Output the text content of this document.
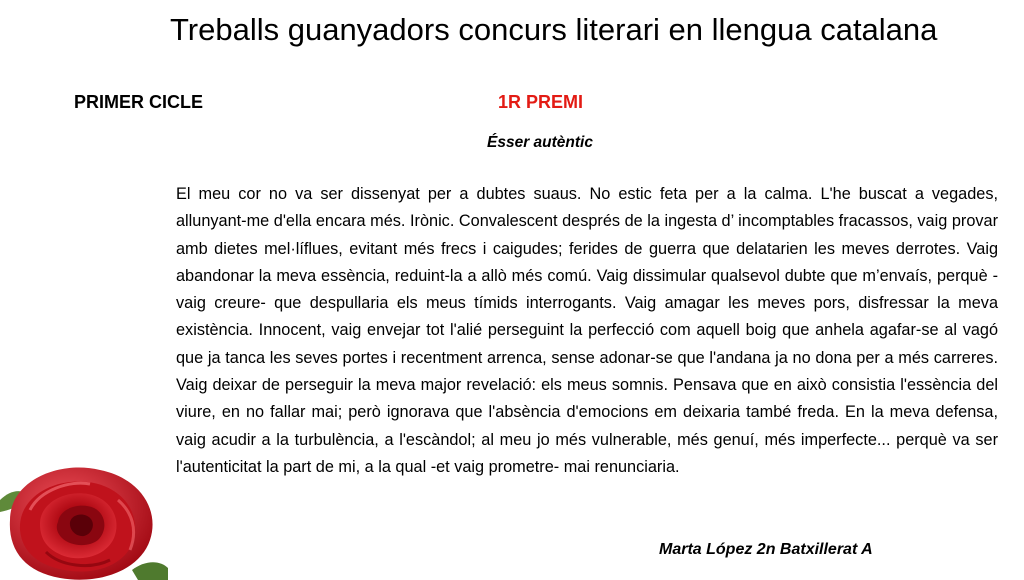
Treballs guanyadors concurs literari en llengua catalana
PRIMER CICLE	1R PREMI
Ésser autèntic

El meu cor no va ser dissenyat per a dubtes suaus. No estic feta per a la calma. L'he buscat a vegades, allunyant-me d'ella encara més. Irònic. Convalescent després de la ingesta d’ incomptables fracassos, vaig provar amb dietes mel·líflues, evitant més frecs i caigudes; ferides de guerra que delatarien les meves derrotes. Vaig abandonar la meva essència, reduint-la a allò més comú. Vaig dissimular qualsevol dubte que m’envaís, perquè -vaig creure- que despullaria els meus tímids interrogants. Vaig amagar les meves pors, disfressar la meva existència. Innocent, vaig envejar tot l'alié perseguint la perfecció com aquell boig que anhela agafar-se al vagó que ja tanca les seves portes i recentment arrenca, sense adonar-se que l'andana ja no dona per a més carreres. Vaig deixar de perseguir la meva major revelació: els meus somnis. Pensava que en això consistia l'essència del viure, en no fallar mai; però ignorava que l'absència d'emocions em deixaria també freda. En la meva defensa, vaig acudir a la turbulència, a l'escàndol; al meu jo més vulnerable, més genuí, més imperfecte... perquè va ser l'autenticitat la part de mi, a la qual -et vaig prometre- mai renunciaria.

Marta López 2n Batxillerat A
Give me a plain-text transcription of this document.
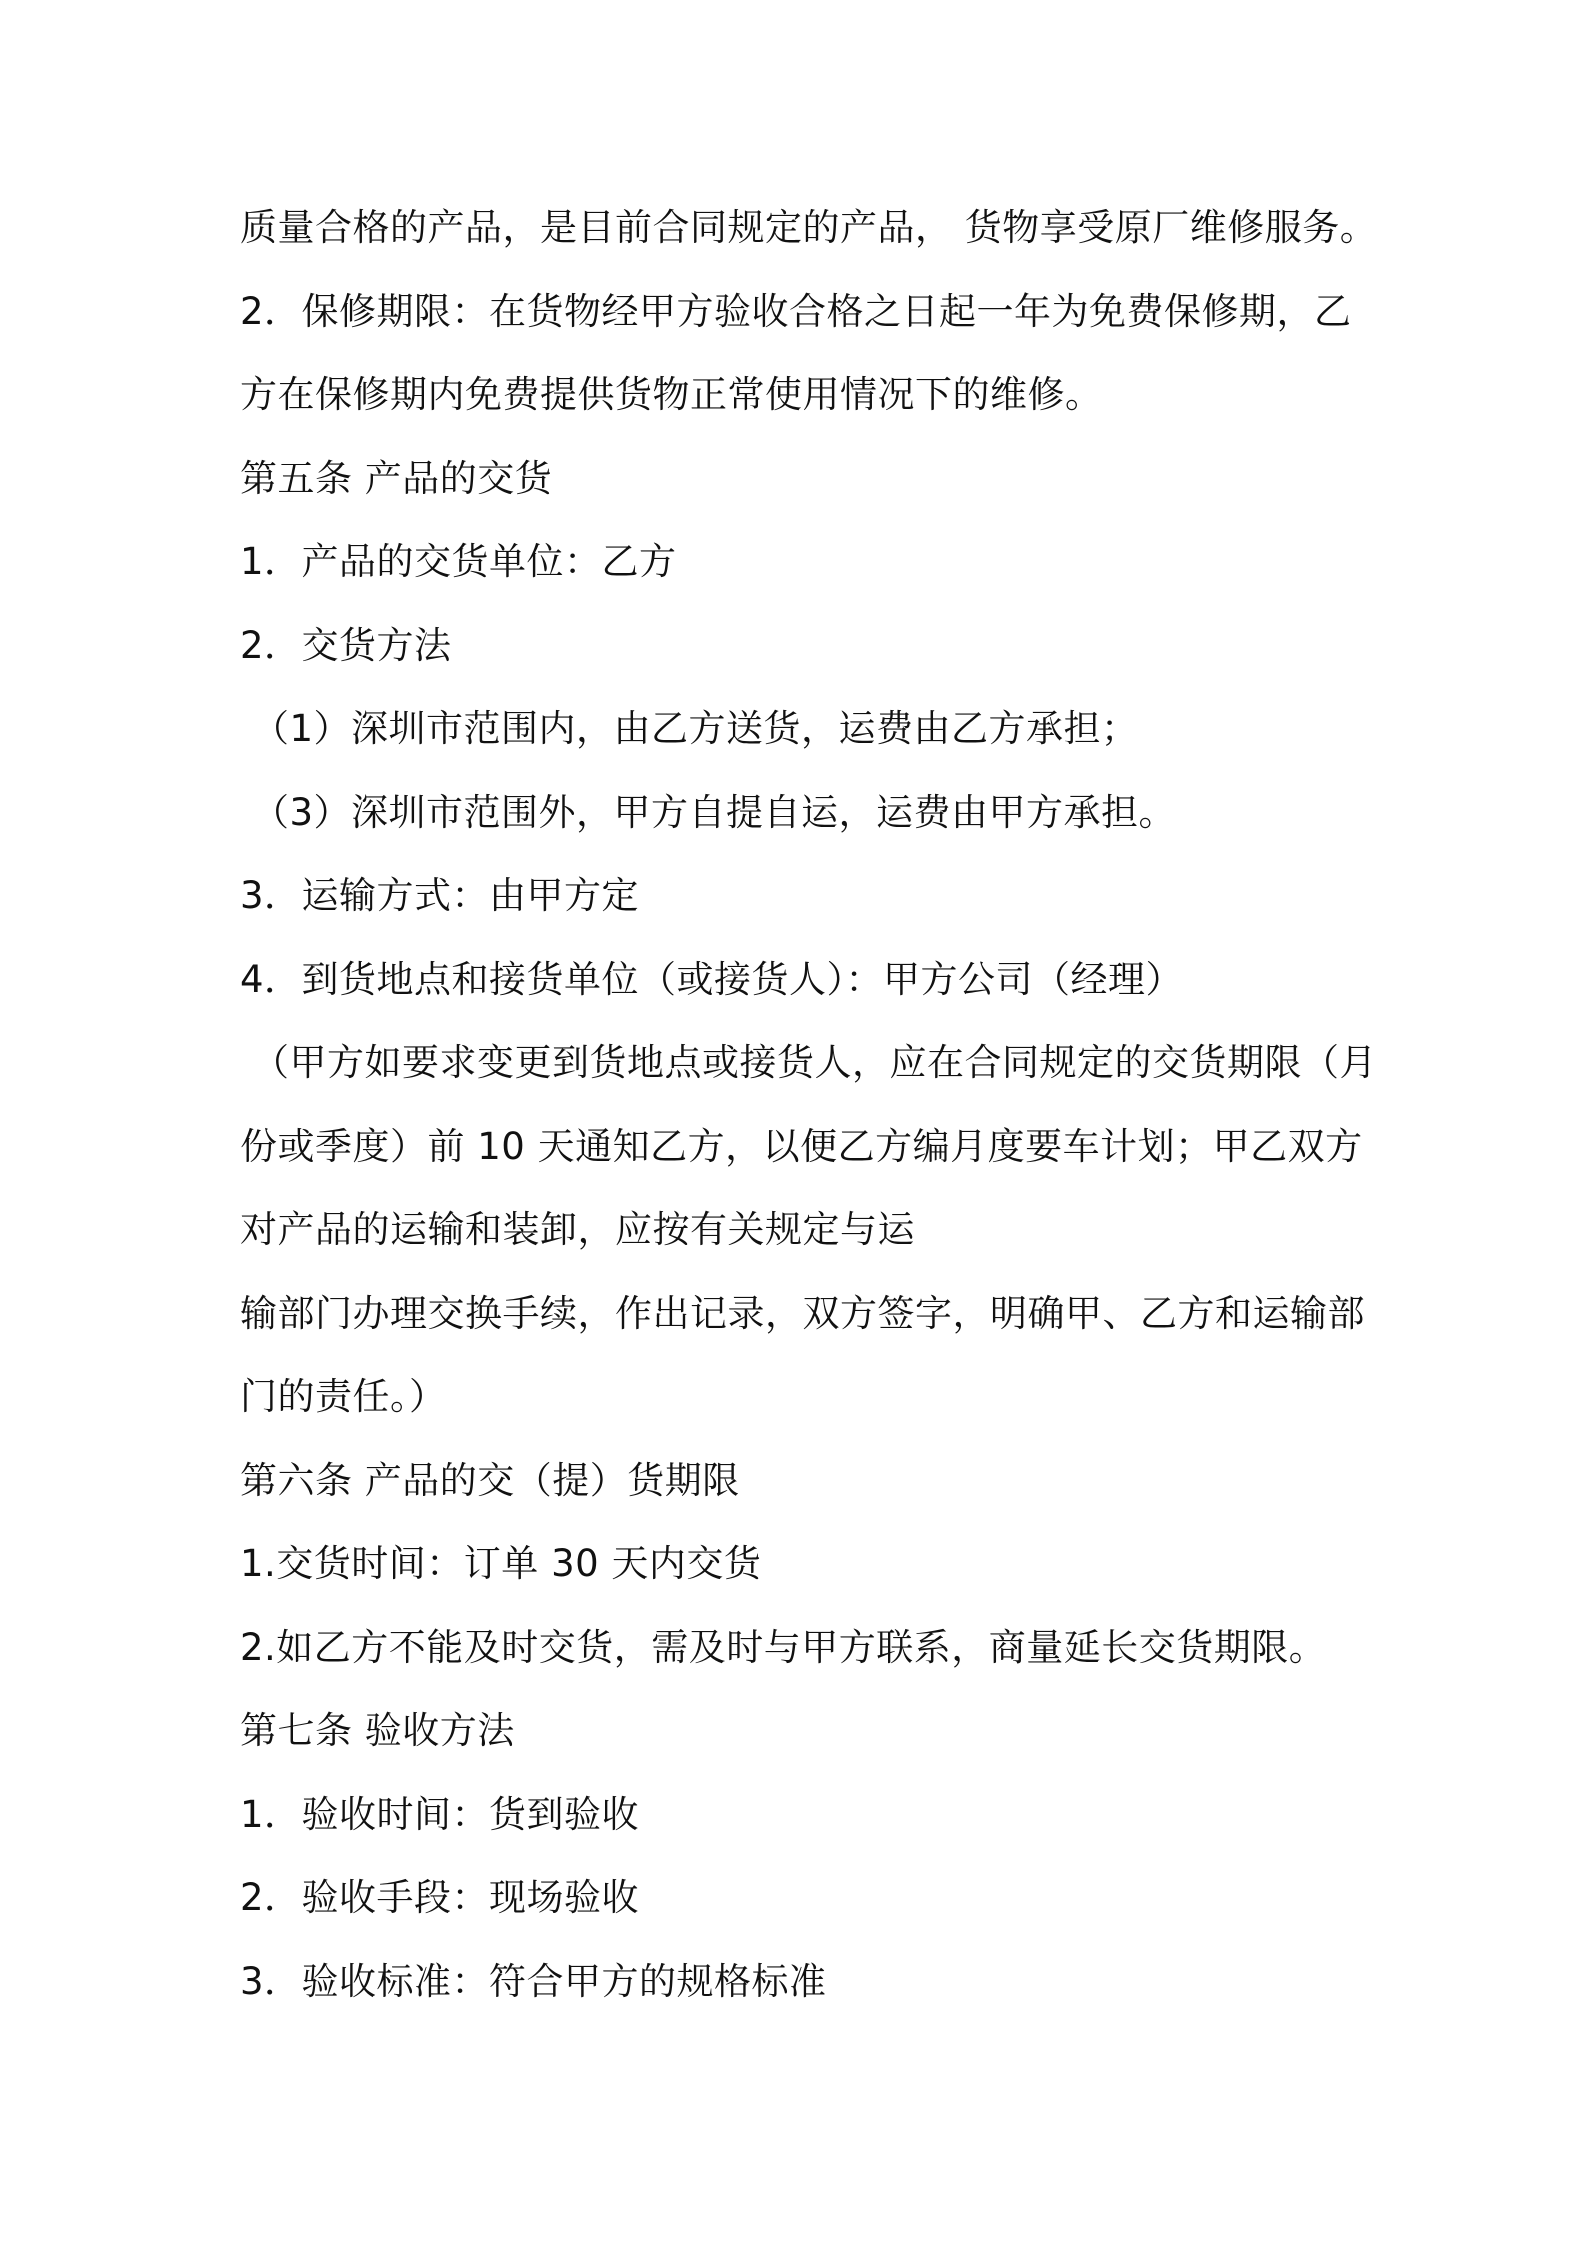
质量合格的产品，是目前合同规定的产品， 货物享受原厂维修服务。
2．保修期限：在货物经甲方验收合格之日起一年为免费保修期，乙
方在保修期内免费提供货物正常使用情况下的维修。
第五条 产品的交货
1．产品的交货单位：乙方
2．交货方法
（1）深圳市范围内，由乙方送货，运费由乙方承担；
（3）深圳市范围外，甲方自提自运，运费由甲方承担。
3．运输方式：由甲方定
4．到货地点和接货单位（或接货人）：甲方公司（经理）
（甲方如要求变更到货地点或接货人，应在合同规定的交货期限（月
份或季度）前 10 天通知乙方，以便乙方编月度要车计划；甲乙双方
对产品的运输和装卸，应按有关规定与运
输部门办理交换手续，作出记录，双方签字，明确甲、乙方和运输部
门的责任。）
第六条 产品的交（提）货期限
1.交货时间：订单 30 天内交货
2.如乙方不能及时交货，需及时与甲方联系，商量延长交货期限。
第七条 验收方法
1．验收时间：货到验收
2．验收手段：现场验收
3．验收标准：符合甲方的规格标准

———

## What this task involves
Reproduce every line of the listing above in which the string "document" appears.

## Exercise result
Output the text content of this document.
Give me a plain-text transcription of this document.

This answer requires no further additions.